List every line in the entries below that contains the string "price".

### DATA SHOWN:
# # # #

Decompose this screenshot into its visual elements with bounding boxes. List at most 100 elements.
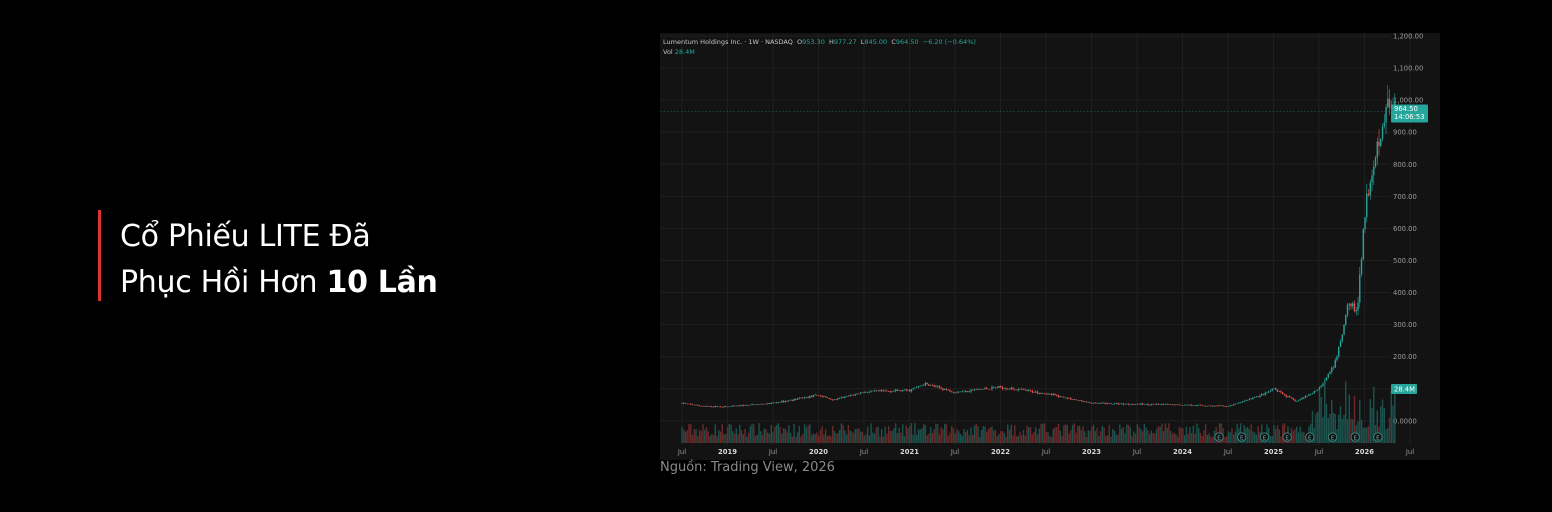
candle-body [802, 397, 804, 399]
x-tick-label: Jul [859, 448, 868, 456]
candle-body [749, 404, 752, 406]
candle-body [1155, 403, 1158, 405]
candle-body [1089, 402, 1091, 403]
candle-body [951, 391, 953, 393]
candle-body [1317, 389, 1319, 391]
volume-bar [684, 431, 687, 443]
volume-bar [1360, 419, 1363, 443]
y-tick-label: 300.00 [1393, 321, 1417, 329]
candle-body [977, 388, 979, 390]
volume-bar [919, 429, 921, 443]
chart-canvas[interactable]: 1,200.00 1,100.00 1,000.00 900.00 800.00 700.… [660, 33, 1440, 460]
volume-bar [1373, 386, 1375, 443]
legend-change: −6.20 (−0.64%) [922, 38, 976, 46]
volume-bar [1371, 407, 1373, 443]
volume-bar [1392, 405, 1394, 443]
candle-body [1078, 400, 1081, 401]
volume-bar [940, 427, 942, 443]
volume-bar [952, 428, 955, 443]
volume-bar [735, 428, 737, 443]
volume-bar [1052, 428, 1054, 443]
volume-bar [1092, 424, 1095, 443]
volume-bar [726, 427, 729, 443]
volume-bar [1299, 426, 1301, 443]
volume-bar [866, 426, 869, 443]
volume-bar [1339, 406, 1342, 443]
volume-bar [875, 427, 878, 443]
candle-body [1248, 398, 1251, 401]
volume-bar [1015, 436, 1018, 443]
volume-bar [753, 424, 755, 443]
volume-bar [963, 428, 965, 443]
headline: Cổ Phiếu LITE Đã Phục Hồi Hơn 10 Lần [120, 214, 438, 306]
volume-bar [1297, 432, 1300, 443]
candle-body [1087, 402, 1090, 403]
candle-body [954, 392, 956, 394]
candle-body [751, 404, 753, 405]
candle-body [1113, 403, 1116, 404]
candle-body [1012, 387, 1014, 390]
earnings-marker-label: E [1240, 435, 1244, 441]
volume-bar [901, 424, 904, 443]
volume-bar [973, 425, 976, 443]
last-price-tag [1391, 104, 1428, 123]
volume-bar [1273, 424, 1275, 443]
candle-body [1066, 397, 1068, 399]
x-tick-label: Jul [1041, 448, 1050, 456]
candle-body [842, 397, 844, 398]
volume-bar [1276, 425, 1279, 443]
volume-bar [1206, 435, 1209, 443]
price-chart[interactable]: 1,200.00 1,100.00 1,000.00 900.00 800.00 700.… [660, 33, 1440, 460]
candle-body [1320, 385, 1322, 388]
volume-bar [732, 431, 734, 443]
volume-bar [856, 429, 858, 443]
volume-bar [1070, 430, 1072, 443]
volume-bar [1303, 432, 1305, 443]
volume-bar [1131, 436, 1133, 443]
candle-body [1031, 390, 1033, 393]
candle-body [1225, 406, 1228, 408]
candle-body [1047, 393, 1049, 395]
candle-body [1126, 403, 1128, 405]
candle-body [768, 403, 771, 404]
volume-bar [819, 429, 822, 443]
volume-bar [1040, 423, 1042, 443]
y-tick-label: 800.00 [1393, 161, 1417, 169]
candle-body [690, 403, 692, 405]
candle-body [1353, 303, 1356, 312]
candle-body [1183, 404, 1186, 406]
volume-bar [1246, 426, 1249, 443]
candle-body [1015, 389, 1018, 391]
volume-bar [1325, 403, 1328, 443]
candle-body [1112, 403, 1114, 405]
candle-body [861, 392, 864, 394]
candle-body [1268, 391, 1270, 393]
volume-bar [938, 434, 941, 443]
candle-body [1211, 405, 1214, 407]
volume-bar [803, 424, 806, 443]
candle-body [1136, 403, 1139, 405]
candle-body [1236, 403, 1238, 405]
candle-body [1182, 405, 1184, 406]
candle-body [1022, 389, 1025, 391]
legend-open-label: O [797, 38, 803, 46]
volume-bar [1388, 417, 1391, 443]
candle-body [1394, 101, 1396, 106]
earnings-marker-label: E [1217, 435, 1221, 441]
volume-bar [882, 436, 885, 443]
candle-body [931, 385, 934, 386]
candle-body [702, 405, 704, 407]
candle-body [1325, 377, 1328, 381]
legend-high-label: H [829, 38, 834, 46]
candle-body [980, 389, 983, 390]
candle-body [788, 400, 790, 402]
candle-body [707, 406, 709, 407]
volume-bar [887, 426, 890, 443]
volume-bar [1047, 432, 1049, 443]
candle-body [1040, 392, 1042, 394]
candle-body [1131, 404, 1133, 405]
volume-bar [858, 428, 860, 443]
volume-bar [1143, 424, 1146, 443]
volume-bar [707, 431, 709, 443]
candle-body [1196, 404, 1198, 406]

# # # #

### FULL RESPONSE:
last-price-tag [1391, 104, 1428, 123]
price-chart[interactable]: 1,200.00 1,100.00 1,000.00 900.00 800.00 700.… [660, 33, 1440, 460]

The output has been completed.